- [Prompt]
All records are to be retyped faithfully and completely.

►

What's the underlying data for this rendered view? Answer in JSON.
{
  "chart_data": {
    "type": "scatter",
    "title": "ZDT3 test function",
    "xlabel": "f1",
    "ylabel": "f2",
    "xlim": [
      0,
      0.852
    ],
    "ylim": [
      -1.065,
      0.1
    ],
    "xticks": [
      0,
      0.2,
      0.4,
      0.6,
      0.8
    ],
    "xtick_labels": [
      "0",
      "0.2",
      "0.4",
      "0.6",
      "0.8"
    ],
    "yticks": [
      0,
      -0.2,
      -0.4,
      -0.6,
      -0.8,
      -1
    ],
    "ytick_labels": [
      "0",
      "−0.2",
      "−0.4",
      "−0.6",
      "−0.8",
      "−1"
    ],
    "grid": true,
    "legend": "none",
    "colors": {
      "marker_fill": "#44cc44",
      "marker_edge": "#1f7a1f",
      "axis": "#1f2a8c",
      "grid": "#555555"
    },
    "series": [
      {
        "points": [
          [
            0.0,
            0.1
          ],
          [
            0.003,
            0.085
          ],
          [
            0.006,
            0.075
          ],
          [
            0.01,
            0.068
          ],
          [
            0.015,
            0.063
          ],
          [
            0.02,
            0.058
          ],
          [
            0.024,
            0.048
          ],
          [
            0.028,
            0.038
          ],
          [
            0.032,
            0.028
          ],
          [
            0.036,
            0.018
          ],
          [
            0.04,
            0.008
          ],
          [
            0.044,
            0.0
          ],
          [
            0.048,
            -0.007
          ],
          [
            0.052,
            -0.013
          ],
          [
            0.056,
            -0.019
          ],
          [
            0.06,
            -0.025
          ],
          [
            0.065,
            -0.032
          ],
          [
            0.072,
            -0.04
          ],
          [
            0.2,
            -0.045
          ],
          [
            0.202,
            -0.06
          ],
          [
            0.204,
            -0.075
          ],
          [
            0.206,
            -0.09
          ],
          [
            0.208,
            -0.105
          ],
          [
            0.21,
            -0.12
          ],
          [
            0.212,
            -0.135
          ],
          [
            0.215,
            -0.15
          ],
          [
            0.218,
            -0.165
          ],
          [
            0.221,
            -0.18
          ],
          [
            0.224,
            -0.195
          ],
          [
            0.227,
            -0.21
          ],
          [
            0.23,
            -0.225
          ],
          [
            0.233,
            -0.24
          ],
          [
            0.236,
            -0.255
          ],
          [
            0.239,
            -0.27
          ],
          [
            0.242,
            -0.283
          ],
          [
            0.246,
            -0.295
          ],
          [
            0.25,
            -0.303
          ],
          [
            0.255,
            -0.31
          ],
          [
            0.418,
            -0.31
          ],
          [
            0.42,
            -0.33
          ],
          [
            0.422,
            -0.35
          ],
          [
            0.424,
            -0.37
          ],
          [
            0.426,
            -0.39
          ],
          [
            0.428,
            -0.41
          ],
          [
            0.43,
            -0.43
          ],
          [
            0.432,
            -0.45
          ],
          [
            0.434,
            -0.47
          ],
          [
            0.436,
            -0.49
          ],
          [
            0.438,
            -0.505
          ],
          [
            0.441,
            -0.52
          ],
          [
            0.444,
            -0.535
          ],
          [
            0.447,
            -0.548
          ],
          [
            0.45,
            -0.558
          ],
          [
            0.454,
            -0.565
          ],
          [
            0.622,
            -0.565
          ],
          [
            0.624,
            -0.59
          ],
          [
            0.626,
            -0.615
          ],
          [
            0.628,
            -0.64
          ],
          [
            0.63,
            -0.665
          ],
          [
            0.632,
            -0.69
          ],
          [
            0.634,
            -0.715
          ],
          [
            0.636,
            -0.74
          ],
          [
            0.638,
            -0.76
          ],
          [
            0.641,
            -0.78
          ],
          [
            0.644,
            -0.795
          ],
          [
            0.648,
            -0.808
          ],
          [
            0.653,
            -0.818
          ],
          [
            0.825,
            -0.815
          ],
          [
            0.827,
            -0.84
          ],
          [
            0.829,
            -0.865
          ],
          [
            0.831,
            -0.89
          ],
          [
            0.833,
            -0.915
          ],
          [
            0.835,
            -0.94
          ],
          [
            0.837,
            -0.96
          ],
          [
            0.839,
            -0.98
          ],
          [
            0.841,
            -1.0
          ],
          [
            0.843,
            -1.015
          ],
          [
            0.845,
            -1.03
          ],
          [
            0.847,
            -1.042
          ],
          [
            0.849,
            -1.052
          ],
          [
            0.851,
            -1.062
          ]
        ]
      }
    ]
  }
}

◄

- [Result for this exercise]
What's the underlying data for this rendered view? Answer in JSON.
{
  "chart_data": {
    "type": "scatter",
    "title": "ZDT3 test function",
    "xlabel": "f1",
    "ylabel": "f2",
    "xlim": [
      0,
      0.852
    ],
    "ylim": [
      -1.065,
      0.1
    ],
    "xticks": [
      0,
      0.2,
      0.4,
      0.6,
      0.8
    ],
    "xtick_labels": [
      "0",
      "0.2",
      "0.4",
      "0.6",
      "0.8"
    ],
    "yticks": [
      0,
      -0.2,
      -0.4,
      -0.6,
      -0.8,
      -1
    ],
    "ytick_labels": [
      "0",
      "−0.2",
      "−0.4",
      "−0.6",
      "−0.8",
      "−1"
    ],
    "grid": true,
    "legend": "none",
    "colors": {
      "marker_fill": "#44cc44",
      "marker_edge": "#1f7a1f",
      "axis": "#1f2a8c",
      "grid": "#555555"
    },
    "series": [
      {
        "points": [
          [
            0.0,
            0.1
          ],
          [
            0.003,
            0.085
          ],
          [
            0.006,
            0.075
          ],
          [
            0.01,
            0.068
          ],
          [
            0.015,
            0.063
          ],
          [
            0.02,
            0.058
          ],
          [
            0.024,
            0.048
          ],
          [
            0.028,
            0.038
          ],
          [
            0.032,
            0.028
          ],
          [
            0.036,
            0.018
          ],
          [
            0.04,
            0.008
          ],
          [
            0.044,
            0.0
          ],
          [
            0.048,
            -0.007
          ],
          [
            0.052,
            -0.013
          ],
          [
            0.056,
            -0.019
          ],
          [
            0.06,
            -0.025
          ],
          [
            0.065,
            -0.032
          ],
          [
            0.072,
            -0.04
          ],
          [
            0.2,
            -0.045
          ],
          [
            0.202,
            -0.06
          ],
          [
            0.204,
            -0.075
          ],
          [
            0.206,
            -0.09
          ],
          [
            0.208,
            -0.105
          ],
          [
            0.21,
            -0.12
          ],
          [
            0.212,
            -0.135
          ],
          [
            0.215,
            -0.15
          ],
          [
            0.218,
            -0.165
          ],
          [
            0.221,
            -0.18
          ],
          [
            0.224,
            -0.195
          ],
          [
            0.227,
            -0.21
          ],
          [
            0.23,
            -0.225
          ],
          [
            0.233,
            -0.24
          ],
          [
            0.236,
            -0.255
          ],
          [
            0.239,
            -0.27
          ],
          [
            0.242,
            -0.283
          ],
          [
            0.246,
            -0.295
          ],
          [
            0.25,
            -0.303
          ],
          [
            0.255,
            -0.31
          ],
          [
            0.418,
            -0.31
          ],
          [
            0.42,
            -0.33
          ],
          [
            0.422,
            -0.35
          ],
          [
            0.424,
            -0.37
          ],
          [
            0.426,
            -0.39
          ],
          [
            0.428,
            -0.41
          ],
          [
            0.43,
            -0.43
          ],
          [
            0.432,
            -0.45
          ],
          [
            0.434,
            -0.47
          ],
          [
            0.436,
            -0.49
          ],
          [
            0.438,
            -0.505
          ],
          [
            0.441,
            -0.52
          ],
          [
            0.444,
            -0.535
          ],
          [
            0.447,
            -0.548
          ],
          [
            0.45,
            -0.558
          ],
          [
            0.454,
            -0.565
          ],
          [
            0.622,
            -0.565
          ],
          [
            0.624,
            -0.59
          ],
          [
            0.626,
            -0.615
          ],
          [
            0.628,
            -0.64
          ],
          [
            0.63,
            -0.665
          ],
          [
            0.632,
            -0.69
          ],
          [
            0.634,
            -0.715
          ],
          [
            0.636,
            -0.74
          ],
          [
            0.638,
            -0.76
          ],
          [
            0.641,
            -0.78
          ],
          [
            0.644,
            -0.795
          ],
          [
            0.648,
            -0.808
          ],
          [
            0.653,
            -0.818
          ],
          [
            0.825,
            -0.815
          ],
          [
            0.827,
            -0.84
          ],
          [
            0.829,
            -0.865
          ],
          [
            0.831,
            -0.89
          ],
          [
            0.833,
            -0.915
          ],
          [
            0.835,
            -0.94
          ],
          [
            0.837,
            -0.96
          ],
          [
            0.839,
            -0.98
          ],
          [
            0.841,
            -1.0
          ],
          [
            0.843,
            -1.015
          ],
          [
            0.845,
            -1.03
          ],
          [
            0.847,
            -1.042
          ],
          [
            0.849,
            -1.052
          ],
          [
            0.851,
            -1.062
          ]
        ]
      }
    ]
  }
}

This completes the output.